* DATA FOR PROCESSING:
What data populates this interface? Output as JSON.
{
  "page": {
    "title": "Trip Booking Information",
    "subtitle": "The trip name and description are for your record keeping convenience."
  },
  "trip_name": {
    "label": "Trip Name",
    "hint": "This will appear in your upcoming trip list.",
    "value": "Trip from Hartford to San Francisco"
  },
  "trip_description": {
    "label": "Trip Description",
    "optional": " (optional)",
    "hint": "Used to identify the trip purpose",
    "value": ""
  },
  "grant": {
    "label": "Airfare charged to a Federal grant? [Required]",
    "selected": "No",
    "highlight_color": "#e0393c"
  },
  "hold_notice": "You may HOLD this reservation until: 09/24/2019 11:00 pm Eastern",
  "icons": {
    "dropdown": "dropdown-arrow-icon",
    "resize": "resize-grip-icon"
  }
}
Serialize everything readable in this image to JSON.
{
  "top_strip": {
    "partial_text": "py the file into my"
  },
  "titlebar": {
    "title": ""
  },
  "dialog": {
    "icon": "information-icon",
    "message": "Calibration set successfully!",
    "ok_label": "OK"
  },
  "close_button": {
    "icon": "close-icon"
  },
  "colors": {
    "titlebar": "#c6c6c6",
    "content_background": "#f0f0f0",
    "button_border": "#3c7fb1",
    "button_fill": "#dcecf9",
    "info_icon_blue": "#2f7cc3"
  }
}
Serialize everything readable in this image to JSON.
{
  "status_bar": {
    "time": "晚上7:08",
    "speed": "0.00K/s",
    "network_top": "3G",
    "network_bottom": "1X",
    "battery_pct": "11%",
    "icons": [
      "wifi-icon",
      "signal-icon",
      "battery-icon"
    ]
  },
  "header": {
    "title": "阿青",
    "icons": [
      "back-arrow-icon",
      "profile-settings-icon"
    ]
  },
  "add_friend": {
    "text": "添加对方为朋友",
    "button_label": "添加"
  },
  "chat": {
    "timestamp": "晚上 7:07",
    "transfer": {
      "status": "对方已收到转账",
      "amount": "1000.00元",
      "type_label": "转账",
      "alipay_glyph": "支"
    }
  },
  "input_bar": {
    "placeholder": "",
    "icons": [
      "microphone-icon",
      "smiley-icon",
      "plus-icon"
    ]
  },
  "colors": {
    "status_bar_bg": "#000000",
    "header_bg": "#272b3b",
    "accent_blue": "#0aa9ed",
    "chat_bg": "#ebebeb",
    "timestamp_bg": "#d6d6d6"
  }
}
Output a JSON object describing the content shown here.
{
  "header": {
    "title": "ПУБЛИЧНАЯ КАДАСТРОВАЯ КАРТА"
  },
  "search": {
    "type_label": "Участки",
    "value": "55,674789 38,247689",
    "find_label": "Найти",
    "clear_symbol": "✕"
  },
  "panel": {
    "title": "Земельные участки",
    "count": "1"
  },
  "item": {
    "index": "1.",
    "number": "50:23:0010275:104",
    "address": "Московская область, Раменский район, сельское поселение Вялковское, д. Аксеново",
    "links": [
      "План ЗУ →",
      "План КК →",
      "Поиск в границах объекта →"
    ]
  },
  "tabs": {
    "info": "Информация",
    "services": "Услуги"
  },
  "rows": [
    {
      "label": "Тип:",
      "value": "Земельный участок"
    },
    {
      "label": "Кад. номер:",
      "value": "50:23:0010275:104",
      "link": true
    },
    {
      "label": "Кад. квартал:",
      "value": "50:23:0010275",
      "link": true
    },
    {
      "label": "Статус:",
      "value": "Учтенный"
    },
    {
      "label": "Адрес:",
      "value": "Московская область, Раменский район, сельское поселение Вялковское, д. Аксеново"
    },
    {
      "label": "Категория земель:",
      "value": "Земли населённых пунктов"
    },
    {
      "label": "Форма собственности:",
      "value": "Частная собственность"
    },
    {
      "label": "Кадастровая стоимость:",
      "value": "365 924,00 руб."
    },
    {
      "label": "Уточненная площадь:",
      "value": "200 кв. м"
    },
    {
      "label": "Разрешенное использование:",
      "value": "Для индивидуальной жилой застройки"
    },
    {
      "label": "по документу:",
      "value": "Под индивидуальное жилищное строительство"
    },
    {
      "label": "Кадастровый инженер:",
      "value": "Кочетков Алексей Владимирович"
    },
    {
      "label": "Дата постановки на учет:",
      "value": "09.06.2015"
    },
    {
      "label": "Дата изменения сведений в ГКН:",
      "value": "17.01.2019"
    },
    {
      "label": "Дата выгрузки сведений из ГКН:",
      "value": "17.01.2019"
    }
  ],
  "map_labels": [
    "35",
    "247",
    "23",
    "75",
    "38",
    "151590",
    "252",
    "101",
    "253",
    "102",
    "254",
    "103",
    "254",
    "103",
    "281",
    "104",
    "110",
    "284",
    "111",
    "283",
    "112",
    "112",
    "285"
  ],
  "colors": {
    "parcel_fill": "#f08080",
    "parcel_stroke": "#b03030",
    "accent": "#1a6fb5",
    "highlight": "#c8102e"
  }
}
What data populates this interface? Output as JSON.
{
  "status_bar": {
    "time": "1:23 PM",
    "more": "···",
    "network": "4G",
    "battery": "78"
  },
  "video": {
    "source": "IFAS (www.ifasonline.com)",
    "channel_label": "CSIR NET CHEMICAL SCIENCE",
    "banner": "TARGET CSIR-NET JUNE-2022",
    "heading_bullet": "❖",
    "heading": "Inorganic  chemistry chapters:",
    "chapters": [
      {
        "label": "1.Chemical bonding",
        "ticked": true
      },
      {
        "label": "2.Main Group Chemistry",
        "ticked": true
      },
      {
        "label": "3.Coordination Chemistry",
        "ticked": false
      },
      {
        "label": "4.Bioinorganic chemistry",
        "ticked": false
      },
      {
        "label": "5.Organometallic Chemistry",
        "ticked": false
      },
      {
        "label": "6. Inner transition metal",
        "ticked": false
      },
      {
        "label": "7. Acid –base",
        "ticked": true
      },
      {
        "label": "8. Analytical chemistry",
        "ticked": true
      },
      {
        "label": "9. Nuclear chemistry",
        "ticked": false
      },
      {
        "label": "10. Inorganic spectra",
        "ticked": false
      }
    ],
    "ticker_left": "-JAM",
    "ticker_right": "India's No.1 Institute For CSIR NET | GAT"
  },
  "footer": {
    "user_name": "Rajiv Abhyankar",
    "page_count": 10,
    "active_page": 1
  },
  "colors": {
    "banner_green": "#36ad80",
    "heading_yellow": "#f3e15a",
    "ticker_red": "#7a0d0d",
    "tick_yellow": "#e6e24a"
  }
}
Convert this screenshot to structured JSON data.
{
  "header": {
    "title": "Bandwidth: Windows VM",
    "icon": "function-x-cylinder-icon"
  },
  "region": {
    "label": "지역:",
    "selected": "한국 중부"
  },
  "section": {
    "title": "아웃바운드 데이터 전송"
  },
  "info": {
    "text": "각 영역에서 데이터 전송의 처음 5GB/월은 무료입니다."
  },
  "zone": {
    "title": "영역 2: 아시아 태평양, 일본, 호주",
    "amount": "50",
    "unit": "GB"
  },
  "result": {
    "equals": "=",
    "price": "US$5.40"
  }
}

* GIVEN INSTRUCTION: Retype the entries one by one, exactly.

* RESULT OF THE TASK:
What data populates this interface? Output as JSON.
{
  "page": {
    "title": "Trip Booking Information",
    "subtitle": "The trip name and description are for your record keeping convenience."
  },
  "trip_name": {
    "label": "Trip Name",
    "hint": "This will appear in your upcoming trip list.",
    "value": "Trip from Hartford to San Francisco"
  },
  "trip_description": {
    "label": "Trip Description",
    "optional": " (optional)",
    "hint": "Used to identify the trip purpose",
    "value": ""
  },
  "grant": {
    "label": "Airfare charged to a Federal grant? [Required]",
    "selected": "No",
    "highlight_color": "#e0393c"
  },
  "hold_notice": "You may HOLD this reservation until: 09/24/2019 11:00 pm Eastern",
  "icons": {
    "dropdown": "dropdown-arrow-icon",
    "resize": "resize-grip-icon"
  }
}
Serialize everything readable in this image to JSON.
{
  "top_strip": {
    "partial_text": "py the file into my"
  },
  "titlebar": {
    "title": ""
  },
  "dialog": {
    "icon": "information-icon",
    "message": "Calibration set successfully!",
    "ok_label": "OK"
  },
  "close_button": {
    "icon": "close-icon"
  },
  "colors": {
    "titlebar": "#c6c6c6",
    "content_background": "#f0f0f0",
    "button_border": "#3c7fb1",
    "button_fill": "#dcecf9",
    "info_icon_blue": "#2f7cc3"
  }
}
Serialize everything readable in this image to JSON.
{
  "status_bar": {
    "time": "晚上7:08",
    "speed": "0.00K/s",
    "network_top": "3G",
    "network_bottom": "1X",
    "battery_pct": "11%",
    "icons": [
      "wifi-icon",
      "signal-icon",
      "battery-icon"
    ]
  },
  "header": {
    "title": "阿青",
    "icons": [
      "back-arrow-icon",
      "profile-settings-icon"
    ]
  },
  "add_friend": {
    "text": "添加对方为朋友",
    "button_label": "添加"
  },
  "chat": {
    "timestamp": "晚上 7:07",
    "transfer": {
      "status": "对方已收到转账",
      "amount": "1000.00元",
      "type_label": "转账",
      "alipay_glyph": "支"
    }
  },
  "input_bar": {
    "placeholder": "",
    "icons": [
      "microphone-icon",
      "smiley-icon",
      "plus-icon"
    ]
  },
  "colors": {
    "status_bar_bg": "#000000",
    "header_bg": "#272b3b",
    "accent_blue": "#0aa9ed",
    "chat_bg": "#ebebeb",
    "timestamp_bg": "#d6d6d6"
  }
}
Output a JSON object describing the content shown here.
{
  "header": {
    "title": "ПУБЛИЧНАЯ КАДАСТРОВАЯ КАРТА"
  },
  "search": {
    "type_label": "Участки",
    "value": "55,674789 38,247689",
    "find_label": "Найти",
    "clear_symbol": "✕"
  },
  "panel": {
    "title": "Земельные участки",
    "count": "1"
  },
  "item": {
    "index": "1.",
    "number": "50:23:0010275:104",
    "address": "Московская область, Раменский район, сельское поселение Вялковское, д. Аксеново",
    "links": [
      "План ЗУ →",
      "План КК →",
      "Поиск в границах объекта →"
    ]
  },
  "tabs": {
    "info": "Информация",
    "services": "Услуги"
  },
  "rows": [
    {
      "label": "Тип:",
      "value": "Земельный участок"
    },
    {
      "label": "Кад. номер:",
      "value": "50:23:0010275:104",
      "link": true
    },
    {
      "label": "Кад. квартал:",
      "value": "50:23:0010275",
      "link": true
    },
    {
      "label": "Статус:",
      "value": "Учтенный"
    },
    {
      "label": "Адрес:",
      "value": "Московская область, Раменский район, сельское поселение Вялковское, д. Аксеново"
    },
    {
      "label": "Категория земель:",
      "value": "Земли населённых пунктов"
    },
    {
      "label": "Форма собственности:",
      "value": "Частная собственность"
    },
    {
      "label": "Кадастровая стоимость:",
      "value": "365 924,00 руб."
    },
    {
      "label": "Уточненная площадь:",
      "value": "200 кв. м"
    },
    {
      "label": "Разрешенное использование:",
      "value": "Для индивидуальной жилой застройки"
    },
    {
      "label": "по документу:",
      "value": "Под индивидуальное жилищное строительство"
    },
    {
      "label": "Кадастровый инженер:",
      "value": "Кочетков Алексей Владимирович"
    },
    {
      "label": "Дата постановки на учет:",
      "value": "09.06.2015"
    },
    {
      "label": "Дата изменения сведений в ГКН:",
      "value": "17.01.2019"
    },
    {
      "label": "Дата выгрузки сведений из ГКН:",
      "value": "17.01.2019"
    }
  ],
  "map_labels": [
    "35",
    "247",
    "23",
    "75",
    "38",
    "151590",
    "252",
    "101",
    "253",
    "102",
    "254",
    "103",
    "254",
    "103",
    "281",
    "104",
    "110",
    "284",
    "111",
    "283",
    "112",
    "112",
    "285"
  ],
  "colors": {
    "parcel_fill": "#f08080",
    "parcel_stroke": "#b03030",
    "accent": "#1a6fb5",
    "highlight": "#c8102e"
  }
}
What data populates this interface? Output as JSON.
{
  "status_bar": {
    "time": "1:23 PM",
    "more": "···",
    "network": "4G",
    "battery": "78"
  },
  "video": {
    "source": "IFAS (www.ifasonline.com)",
    "channel_label": "CSIR NET CHEMICAL SCIENCE",
    "banner": "TARGET CSIR-NET JUNE-2022",
    "heading_bullet": "❖",
    "heading": "Inorganic  chemistry chapters:",
    "chapters": [
      {
        "label": "1.Chemical bonding",
        "ticked": true
      },
      {
        "label": "2.Main Group Chemistry",
        "ticked": true
      },
      {
        "label": "3.Coordination Chemistry",
        "ticked": false
      },
      {
        "label": "4.Bioinorganic chemistry",
        "ticked": false
      },
      {
        "label": "5.Organometallic Chemistry",
        "ticked": false
      },
      {
        "label": "6. Inner transition metal",
        "ticked": false
      },
      {
        "label": "7. Acid –base",
        "ticked": true
      },
      {
        "label": "8. Analytical chemistry",
        "ticked": true
      },
      {
        "label": "9. Nuclear chemistry",
        "ticked": false
      },
      {
        "label": "10. Inorganic spectra",
        "ticked": false
      }
    ],
    "ticker_left": "-JAM",
    "ticker_right": "India's No.1 Institute For CSIR NET | GAT"
  },
  "footer": {
    "user_name": "Rajiv Abhyankar",
    "page_count": 10,
    "active_page": 1
  },
  "colors": {
    "banner_green": "#36ad80",
    "heading_yellow": "#f3e15a",
    "ticker_red": "#7a0d0d",
    "tick_yellow": "#e6e24a"
  }
}
Convert this screenshot to structured JSON data.
{
  "header": {
    "title": "Bandwidth: Windows VM",
    "icon": "function-x-cylinder-icon"
  },
  "region": {
    "label": "지역:",
    "selected": "한국 중부"
  },
  "section": {
    "title": "아웃바운드 데이터 전송"
  },
  "info": {
    "text": "각 영역에서 데이터 전송의 처음 5GB/월은 무료입니다."
  },
  "zone": {
    "title": "영역 2: 아시아 태평양, 일본, 호주",
    "amount": "50",
    "unit": "GB"
  },
  "result": {
    "equals": "=",
    "price": "US$5.40"
  }
}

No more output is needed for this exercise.